Transcribe the material verbatim in full; the pictures do not belong in the copy.

Data provided:
* Start *

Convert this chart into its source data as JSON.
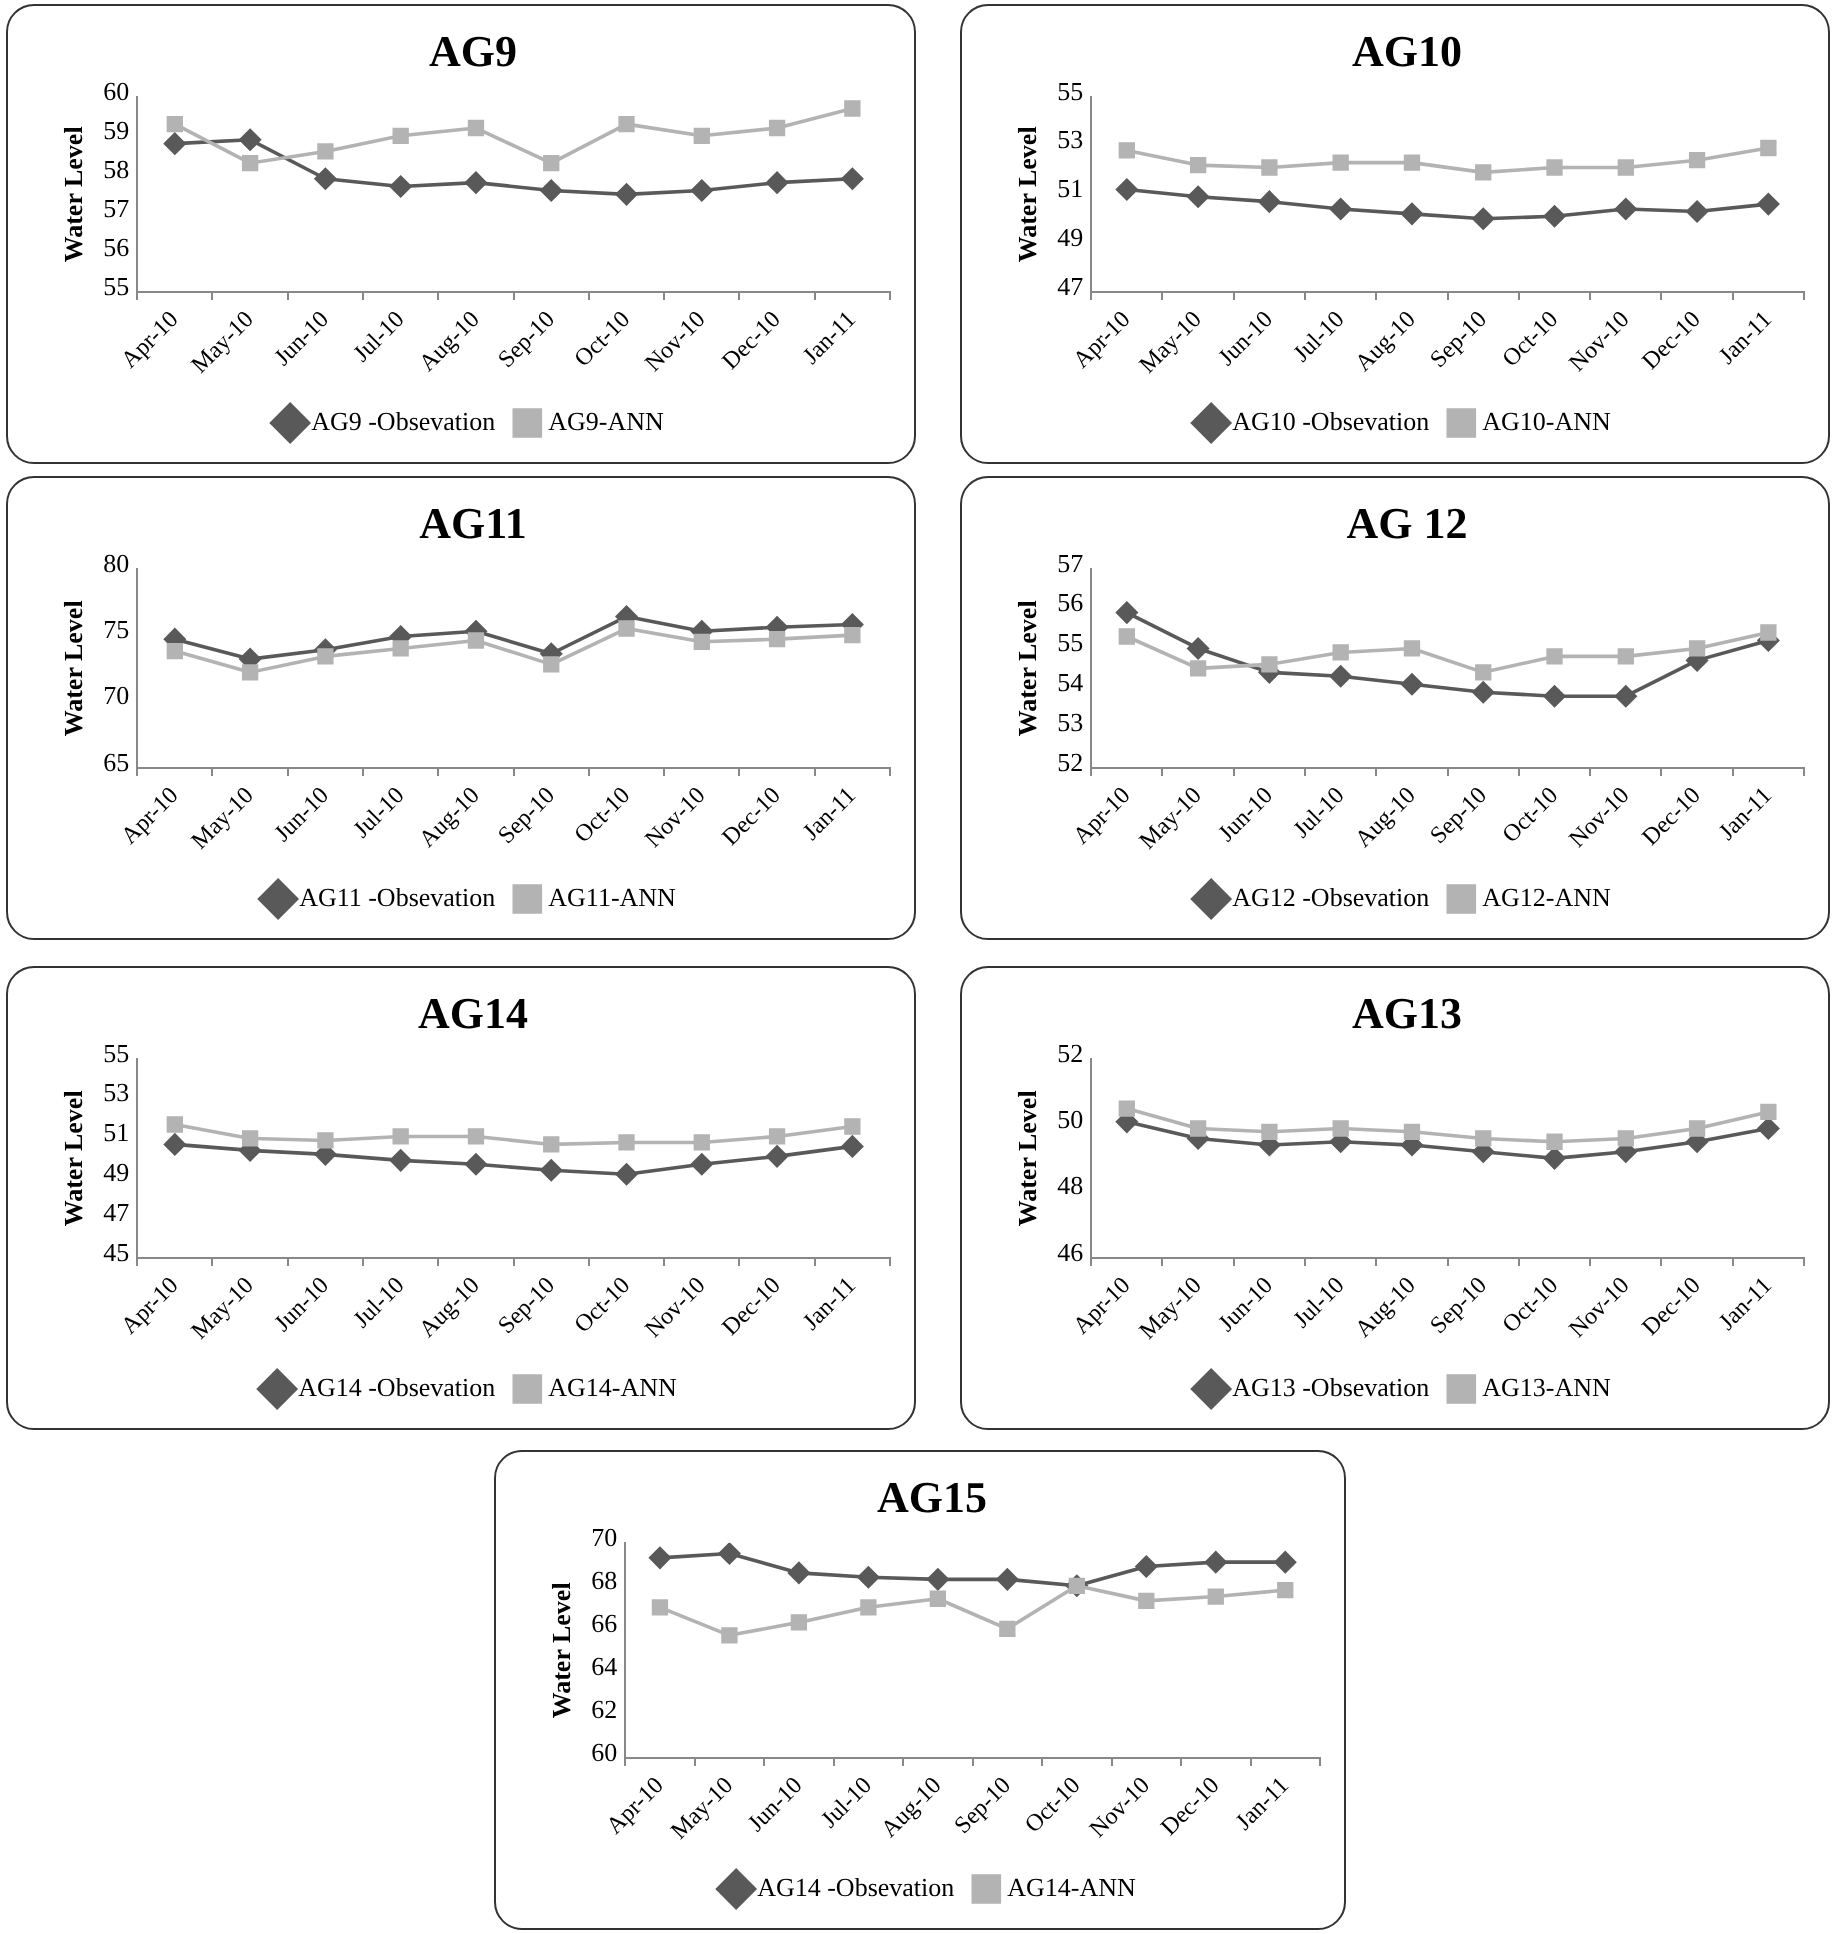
{
  "chart_data": [
    {
      "type": "line",
      "title": "AG9",
      "ylabel": "Water Level",
      "categories": [
        "Apr-10",
        "May-10",
        "Jun-10",
        "Jul-10",
        "Aug-10",
        "Sep-10",
        "Oct-10",
        "Nov-10",
        "Dec-10",
        "Jan-11"
      ],
      "ylim": [
        55,
        60
      ],
      "yticks": [
        55,
        56,
        57,
        58,
        59,
        60
      ],
      "grid": false,
      "legend": "bottom",
      "series": [
        {
          "name": "AG9 -Obsevation",
          "color": "#595959",
          "marker": "diamond",
          "values": [
            58.8,
            58.9,
            57.9,
            57.7,
            57.8,
            57.6,
            57.5,
            57.6,
            57.8,
            57.9
          ]
        },
        {
          "name": "AG9-ANN",
          "color": "#b3b3b3",
          "marker": "square",
          "values": [
            59.3,
            58.3,
            58.6,
            59.0,
            59.2,
            58.3,
            59.3,
            59.0,
            59.2,
            59.7
          ]
        }
      ]
    },
    {
      "type": "line",
      "title": "AG10",
      "ylabel": "Water Level",
      "categories": [
        "Apr-10",
        "May-10",
        "Jun-10",
        "Jul-10",
        "Aug-10",
        "Sep-10",
        "Oct-10",
        "Nov-10",
        "Dec-10",
        "Jan-11"
      ],
      "ylim": [
        47,
        55
      ],
      "yticks": [
        47,
        49,
        51,
        53,
        55
      ],
      "grid": false,
      "legend": "bottom",
      "series": [
        {
          "name": "AG10 -Obsevation",
          "color": "#595959",
          "marker": "diamond",
          "values": [
            51.2,
            50.9,
            50.7,
            50.4,
            50.2,
            50.0,
            50.1,
            50.4,
            50.3,
            50.6
          ]
        },
        {
          "name": "AG10-ANN",
          "color": "#b3b3b3",
          "marker": "square",
          "values": [
            52.8,
            52.2,
            52.1,
            52.3,
            52.3,
            51.9,
            52.1,
            52.1,
            52.4,
            52.9
          ]
        }
      ]
    },
    {
      "type": "line",
      "title": "AG11",
      "ylabel": "Water Level",
      "categories": [
        "Apr-10",
        "May-10",
        "Jun-10",
        "Jul-10",
        "Aug-10",
        "Sep-10",
        "Oct-10",
        "Nov-10",
        "Dec-10",
        "Jan-11"
      ],
      "ylim": [
        65,
        80
      ],
      "yticks": [
        65,
        70,
        75,
        80
      ],
      "grid": false,
      "legend": "bottom",
      "series": [
        {
          "name": "AG11 -Obsevation",
          "color": "#595959",
          "marker": "diamond",
          "values": [
            74.7,
            73.2,
            73.9,
            74.9,
            75.3,
            73.6,
            76.4,
            75.3,
            75.6,
            75.8
          ]
        },
        {
          "name": "AG11-ANN",
          "color": "#b3b3b3",
          "marker": "square",
          "values": [
            73.8,
            72.2,
            73.4,
            74.0,
            74.6,
            72.8,
            75.5,
            74.5,
            74.7,
            75.0
          ]
        }
      ]
    },
    {
      "type": "line",
      "title": "AG 12",
      "ylabel": "Water Level",
      "categories": [
        "Apr-10",
        "May-10",
        "Jun-10",
        "Jul-10",
        "Aug-10",
        "Sep-10",
        "Oct-10",
        "Nov-10",
        "Dec-10",
        "Jan-11"
      ],
      "ylim": [
        52,
        57
      ],
      "yticks": [
        52,
        53,
        54,
        55,
        56,
        57
      ],
      "grid": false,
      "legend": "bottom",
      "series": [
        {
          "name": "AG12 -Obsevation",
          "color": "#595959",
          "marker": "diamond",
          "values": [
            55.9,
            55.0,
            54.4,
            54.3,
            54.1,
            53.9,
            53.8,
            53.8,
            54.7,
            55.2
          ]
        },
        {
          "name": "AG12-ANN",
          "color": "#b3b3b3",
          "marker": "square",
          "values": [
            55.3,
            54.5,
            54.6,
            54.9,
            55.0,
            54.4,
            54.8,
            54.8,
            55.0,
            55.4
          ]
        }
      ]
    },
    {
      "type": "line",
      "title": "AG14",
      "ylabel": "Water Level",
      "categories": [
        "Apr-10",
        "May-10",
        "Jun-10",
        "Jul-10",
        "Aug-10",
        "Sep-10",
        "Oct-10",
        "Nov-10",
        "Dec-10",
        "Jan-11"
      ],
      "ylim": [
        45,
        55
      ],
      "yticks": [
        45,
        47,
        49,
        51,
        53,
        55
      ],
      "grid": false,
      "legend": "bottom",
      "series": [
        {
          "name": "AG14 -Obsevation",
          "color": "#595959",
          "marker": "diamond",
          "values": [
            50.7,
            50.4,
            50.2,
            49.9,
            49.7,
            49.4,
            49.2,
            49.7,
            50.1,
            50.6
          ]
        },
        {
          "name": "AG14-ANN",
          "color": "#b3b3b3",
          "marker": "square",
          "values": [
            51.7,
            51.0,
            50.9,
            51.1,
            51.1,
            50.7,
            50.8,
            50.8,
            51.1,
            51.6
          ]
        }
      ]
    },
    {
      "type": "line",
      "title": "AG13",
      "ylabel": "Water Level",
      "categories": [
        "Apr-10",
        "May-10",
        "Jun-10",
        "Jul-10",
        "Aug-10",
        "Sep-10",
        "Oct-10",
        "Nov-10",
        "Dec-10",
        "Jan-11"
      ],
      "ylim": [
        46,
        52
      ],
      "yticks": [
        46,
        48,
        50,
        52
      ],
      "grid": false,
      "legend": "bottom",
      "series": [
        {
          "name": "AG13 -Obsevation",
          "color": "#595959",
          "marker": "diamond",
          "values": [
            50.1,
            49.6,
            49.4,
            49.5,
            49.4,
            49.2,
            49.0,
            49.2,
            49.5,
            49.9
          ]
        },
        {
          "name": "AG13-ANN",
          "color": "#b3b3b3",
          "marker": "square",
          "values": [
            50.5,
            49.9,
            49.8,
            49.9,
            49.8,
            49.6,
            49.5,
            49.6,
            49.9,
            50.4
          ]
        }
      ]
    },
    {
      "type": "line",
      "title": "AG15",
      "ylabel": "Water Level",
      "categories": [
        "Apr-10",
        "May-10",
        "Jun-10",
        "Jul-10",
        "Aug-10",
        "Sep-10",
        "Oct-10",
        "Nov-10",
        "Dec-10",
        "Jan-11"
      ],
      "ylim": [
        60,
        70
      ],
      "yticks": [
        60,
        62,
        64,
        66,
        68,
        70
      ],
      "grid": false,
      "legend": "bottom",
      "series": [
        {
          "name": "AG14 -Obsevation",
          "color": "#595959",
          "marker": "diamond",
          "values": [
            69.3,
            69.5,
            68.6,
            68.4,
            68.3,
            68.3,
            68.0,
            68.9,
            69.1,
            69.1
          ]
        },
        {
          "name": "AG14-ANN",
          "color": "#b3b3b3",
          "marker": "square",
          "values": [
            67.0,
            65.7,
            66.3,
            67.0,
            67.4,
            66.0,
            68.0,
            67.3,
            67.5,
            67.8
          ]
        }
      ]
    }
  ]
}
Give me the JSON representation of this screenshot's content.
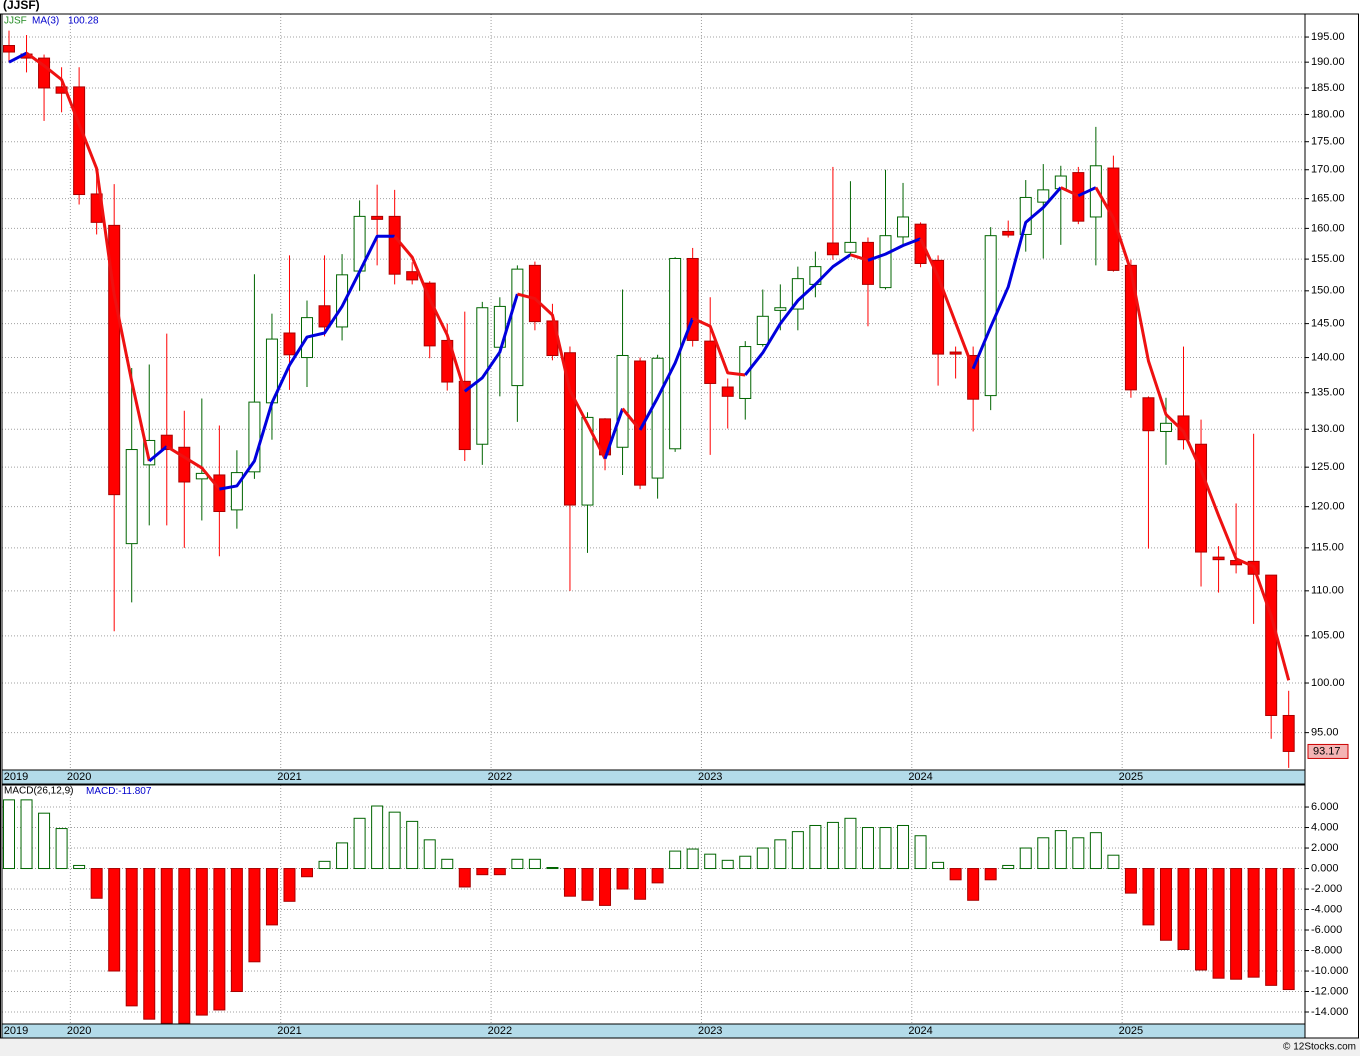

* End *

Written reply:
Convert this chart into its source data as JSON.
{
  "chart_data": [
    {
      "type": "line",
      "title": "AG9",
      "ylabel": "Water Level",
      "categories": [
        "Apr-10",
        "May-10",
        "Jun-10",
        "Jul-10",
        "Aug-10",
        "Sep-10",
        "Oct-10",
        "Nov-10",
        "Dec-10",
        "Jan-11"
      ],
      "ylim": [
        55,
        60
      ],
      "yticks": [
        55,
        56,
        57,
        58,
        59,
        60
      ],
      "grid": false,
      "legend": "bottom",
      "series": [
        {
          "name": "AG9 -Obsevation",
          "color": "#595959",
          "marker": "diamond",
          "values": [
            58.8,
            58.9,
            57.9,
            57.7,
            57.8,
            57.6,
            57.5,
            57.6,
            57.8,
            57.9
          ]
        },
        {
          "name": "AG9-ANN",
          "color": "#b3b3b3",
          "marker": "square",
          "values": [
            59.3,
            58.3,
            58.6,
            59.0,
            59.2,
            58.3,
            59.3,
            59.0,
            59.2,
            59.7
          ]
        }
      ]
    },
    {
      "type": "line",
      "title": "AG10",
      "ylabel": "Water Level",
      "categories": [
        "Apr-10",
        "May-10",
        "Jun-10",
        "Jul-10",
        "Aug-10",
        "Sep-10",
        "Oct-10",
        "Nov-10",
        "Dec-10",
        "Jan-11"
      ],
      "ylim": [
        47,
        55
      ],
      "yticks": [
        47,
        49,
        51,
        53,
        55
      ],
      "grid": false,
      "legend": "bottom",
      "series": [
        {
          "name": "AG10 -Obsevation",
          "color": "#595959",
          "marker": "diamond",
          "values": [
            51.2,
            50.9,
            50.7,
            50.4,
            50.2,
            50.0,
            50.1,
            50.4,
            50.3,
            50.6
          ]
        },
        {
          "name": "AG10-ANN",
          "color": "#b3b3b3",
          "marker": "square",
          "values": [
            52.8,
            52.2,
            52.1,
            52.3,
            52.3,
            51.9,
            52.1,
            52.1,
            52.4,
            52.9
          ]
        }
      ]
    },
    {
      "type": "line",
      "title": "AG11",
      "ylabel": "Water Level",
      "categories": [
        "Apr-10",
        "May-10",
        "Jun-10",
        "Jul-10",
        "Aug-10",
        "Sep-10",
        "Oct-10",
        "Nov-10",
        "Dec-10",
        "Jan-11"
      ],
      "ylim": [
        65,
        80
      ],
      "yticks": [
        65,
        70,
        75,
        80
      ],
      "grid": false,
      "legend": "bottom",
      "series": [
        {
          "name": "AG11 -Obsevation",
          "color": "#595959",
          "marker": "diamond",
          "values": [
            74.7,
            73.2,
            73.9,
            74.9,
            75.3,
            73.6,
            76.4,
            75.3,
            75.6,
            75.8
          ]
        },
        {
          "name": "AG11-ANN",
          "color": "#b3b3b3",
          "marker": "square",
          "values": [
            73.8,
            72.2,
            73.4,
            74.0,
            74.6,
            72.8,
            75.5,
            74.5,
            74.7,
            75.0
          ]
        }
      ]
    },
    {
      "type": "line",
      "title": "AG 12",
      "ylabel": "Water Level",
      "categories": [
        "Apr-10",
        "May-10",
        "Jun-10",
        "Jul-10",
        "Aug-10",
        "Sep-10",
        "Oct-10",
        "Nov-10",
        "Dec-10",
        "Jan-11"
      ],
      "ylim": [
        52,
        57
      ],
      "yticks": [
        52,
        53,
        54,
        55,
        56,
        57
      ],
      "grid": false,
      "legend": "bottom",
      "series": [
        {
          "name": "AG12 -Obsevation",
          "color": "#595959",
          "marker": "diamond",
          "values": [
            55.9,
            55.0,
            54.4,
            54.3,
            54.1,
            53.9,
            53.8,
            53.8,
            54.7,
            55.2
          ]
        },
        {
          "name": "AG12-ANN",
          "color": "#b3b3b3",
          "marker": "square",
          "values": [
            55.3,
            54.5,
            54.6,
            54.9,
            55.0,
            54.4,
            54.8,
            54.8,
            55.0,
            55.4
          ]
        }
      ]
    },
    {
      "type": "line",
      "title": "AG14",
      "ylabel": "Water Level",
      "categories": [
        "Apr-10",
        "May-10",
        "Jun-10",
        "Jul-10",
        "Aug-10",
        "Sep-10",
        "Oct-10",
        "Nov-10",
        "Dec-10",
        "Jan-11"
      ],
      "ylim": [
        45,
        55
      ],
      "yticks": [
        45,
        47,
        49,
        51,
        53,
        55
      ],
      "grid": false,
      "legend": "bottom",
      "series": [
        {
          "name": "AG14 -Obsevation",
          "color": "#595959",
          "marker": "diamond",
          "values": [
            50.7,
            50.4,
            50.2,
            49.9,
            49.7,
            49.4,
            49.2,
            49.7,
            50.1,
            50.6
          ]
        },
        {
          "name": "AG14-ANN",
          "color": "#b3b3b3",
          "marker": "square",
          "values": [
            51.7,
            51.0,
            50.9,
            51.1,
            51.1,
            50.7,
            50.8,
            50.8,
            51.1,
            51.6
          ]
        }
      ]
    },
    {
      "type": "line",
      "title": "AG13",
      "ylabel": "Water Level",
      "categories": [
        "Apr-10",
        "May-10",
        "Jun-10",
        "Jul-10",
        "Aug-10",
        "Sep-10",
        "Oct-10",
        "Nov-10",
        "Dec-10",
        "Jan-11"
      ],
      "ylim": [
        46,
        52
      ],
      "yticks": [
        46,
        48,
        50,
        52
      ],
      "grid": false,
      "legend": "bottom",
      "series": [
        {
          "name": "AG13 -Obsevation",
          "color": "#595959",
          "marker": "diamond",
          "values": [
            50.1,
            49.6,
            49.4,
            49.5,
            49.4,
            49.2,
            49.0,
            49.2,
            49.5,
            49.9
          ]
        },
        {
          "name": "AG13-ANN",
          "color": "#b3b3b3",
          "marker": "square",
          "values": [
            50.5,
            49.9,
            49.8,
            49.9,
            49.8,
            49.6,
            49.5,
            49.6,
            49.9,
            50.4
          ]
        }
      ]
    },
    {
      "type": "line",
      "title": "AG15",
      "ylabel": "Water Level",
      "categories": [
        "Apr-10",
        "May-10",
        "Jun-10",
        "Jul-10",
        "Aug-10",
        "Sep-10",
        "Oct-10",
        "Nov-10",
        "Dec-10",
        "Jan-11"
      ],
      "ylim": [
        60,
        70
      ],
      "yticks": [
        60,
        62,
        64,
        66,
        68,
        70
      ],
      "grid": false,
      "legend": "bottom",
      "series": [
        {
          "name": "AG14 -Obsevation",
          "color": "#595959",
          "marker": "diamond",
          "values": [
            69.3,
            69.5,
            68.6,
            68.4,
            68.3,
            68.3,
            68.0,
            68.9,
            69.1,
            69.1
          ]
        },
        {
          "name": "AG14-ANN",
          "color": "#b3b3b3",
          "marker": "square",
          "values": [
            67.0,
            65.7,
            66.3,
            67.0,
            67.4,
            66.0,
            68.0,
            67.3,
            67.5,
            67.8
          ]
        }
      ]
    }
  ]
}
Give me the JSON representation of this screenshot's content.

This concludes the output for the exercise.